EXTRACTED INFORMATION:
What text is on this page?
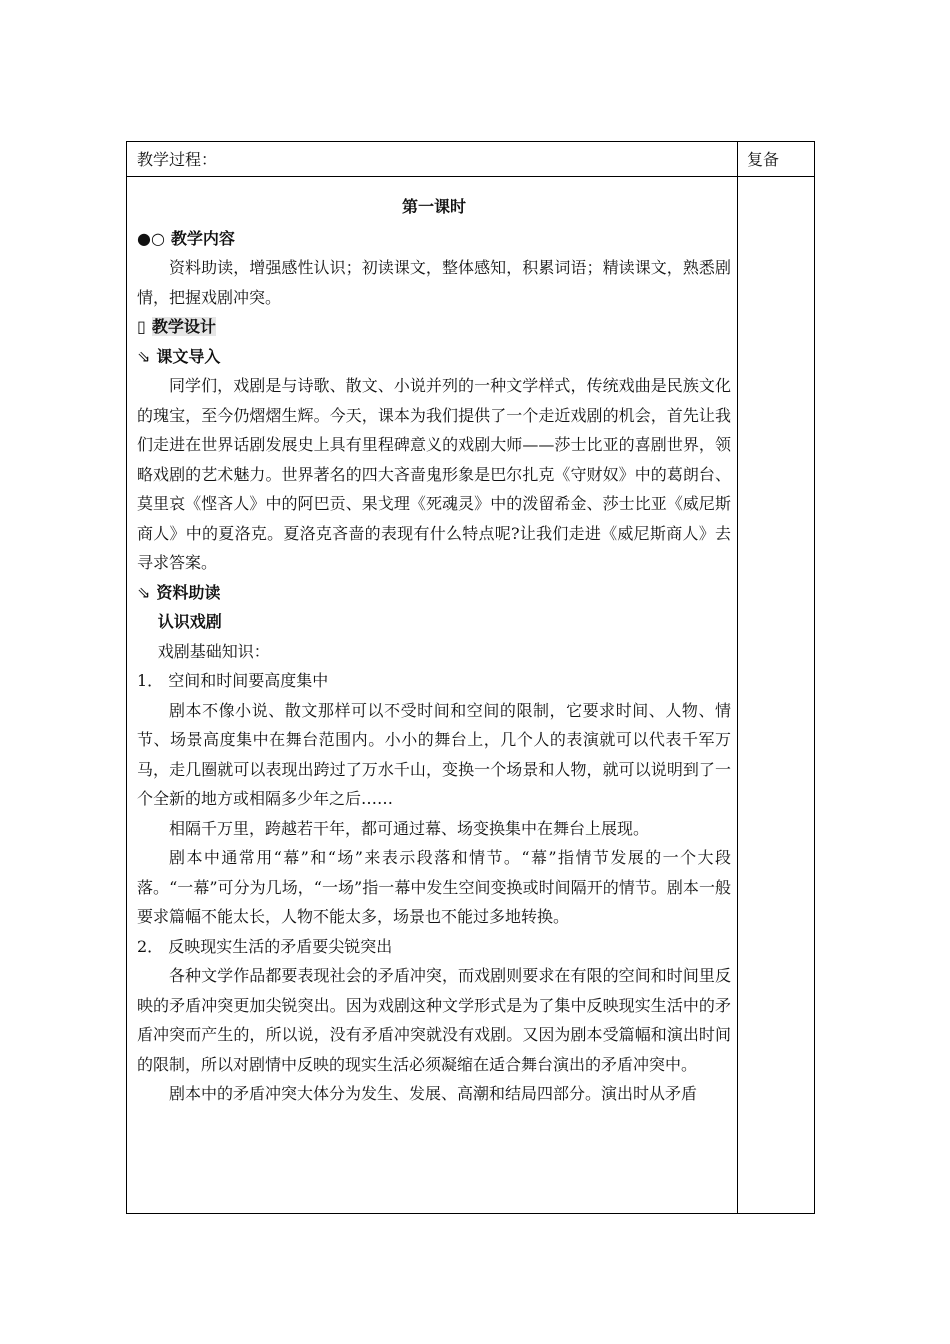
教学过程：	复备

第一课时

●○ 教学内容

资料助读，增强感性认识；初读课文，整体感知，积累词语；精读课文，熟悉剧情，把握戏剧冲突。

▯ 教学设计

⇘ 课文导入

同学们，戏剧是与诗歌、散文、小说并列的一种文学样式，传统戏曲是民族文化的瑰宝，至今仍熠熠生辉。今天，课本为我们提供了一个走近戏剧的机会，首先让我们走进在世界话剧发展史上具有里程碑意义的戏剧大师——莎士比亚的喜剧世界，领略戏剧的艺术魅力。世界著名的四大吝啬鬼形象是巴尔扎克《守财奴》中的葛朗台、莫里哀《悭吝人》中的阿巴贡、果戈理《死魂灵》中的泼留希金、莎士比亚《威尼斯商人》中的夏洛克。夏洛克吝啬的表现有什么特点呢?让我们走进《威尼斯商人》去寻求答案。

⇘ 资料助读

认识戏剧

戏剧基础知识：

1． 空间和时间要高度集中

剧本不像小说、散文那样可以不受时间和空间的限制，它要求时间、人物、情节、场景高度集中在舞台范围内。小小的舞台上，几个人的表演就可以代表千军万马，走几圈就可以表现出跨过了万水千山，变换一个场景和人物，就可以说明到了一个全新的地方或相隔多少年之后……

相隔千万里，跨越若干年，都可通过幕、场变换集中在舞台上展现。

剧本中通常用“幕”和“场”来表示段落和情节。“幕”指情节发展的一个大段落。“一幕”可分为几场，“一场”指一幕中发生空间变换或时间隔开的情节。剧本一般要求篇幅不能太长，人物不能太多，场景也不能过多地转换。

2． 反映现实生活的矛盾要尖锐突出

各种文学作品都要表现社会的矛盾冲突，而戏剧则要求在有限的空间和时间里反映的矛盾冲突更加尖锐突出。因为戏剧这种文学形式是为了集中反映现实生活中的矛盾冲突而产生的，所以说，没有矛盾冲突就没有戏剧。又因为剧本受篇幅和演出时间的限制，所以对剧情中反映的现实生活必须凝缩在适合舞台演出的矛盾冲突中。

剧本中的矛盾冲突大体分为发生、发展、高潮和结局四部分。演出时从矛盾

TASK GOAL:
Quote the listing above in full, except for the pictures.

RESULT:
What text is on this page?
教学过程：	复备

第一课时

●○ 教学内容

资料助读，增强感性认识；初读课文，整体感知，积累词语；精读课文，熟悉剧情，把握戏剧冲突。

▯ 教学设计

⇘ 课文导入

同学们，戏剧是与诗歌、散文、小说并列的一种文学样式，传统戏曲是民族文化的瑰宝，至今仍熠熠生辉。今天，课本为我们提供了一个走近戏剧的机会，首先让我们走进在世界话剧发展史上具有里程碑意义的戏剧大师——莎士比亚的喜剧世界，领略戏剧的艺术魅力。世界著名的四大吝啬鬼形象是巴尔扎克《守财奴》中的葛朗台、莫里哀《悭吝人》中的阿巴贡、果戈理《死魂灵》中的泼留希金、莎士比亚《威尼斯商人》中的夏洛克。夏洛克吝啬的表现有什么特点呢?让我们走进《威尼斯商人》去寻求答案。

⇘ 资料助读

认识戏剧

戏剧基础知识：

1． 空间和时间要高度集中

剧本不像小说、散文那样可以不受时间和空间的限制，它要求时间、人物、情节、场景高度集中在舞台范围内。小小的舞台上，几个人的表演就可以代表千军万马，走几圈就可以表现出跨过了万水千山，变换一个场景和人物，就可以说明到了一个全新的地方或相隔多少年之后……

相隔千万里，跨越若干年，都可通过幕、场变换集中在舞台上展现。

剧本中通常用“幕”和“场”来表示段落和情节。“幕”指情节发展的一个大段落。“一幕”可分为几场，“一场”指一幕中发生空间变换或时间隔开的情节。剧本一般要求篇幅不能太长，人物不能太多，场景也不能过多地转换。

2． 反映现实生活的矛盾要尖锐突出

各种文学作品都要表现社会的矛盾冲突，而戏剧则要求在有限的空间和时间里反映的矛盾冲突更加尖锐突出。因为戏剧这种文学形式是为了集中反映现实生活中的矛盾冲突而产生的，所以说，没有矛盾冲突就没有戏剧。又因为剧本受篇幅和演出时间的限制，所以对剧情中反映的现实生活必须凝缩在适合舞台演出的矛盾冲突中。

剧本中的矛盾冲突大体分为发生、发展、高潮和结局四部分。演出时从矛盾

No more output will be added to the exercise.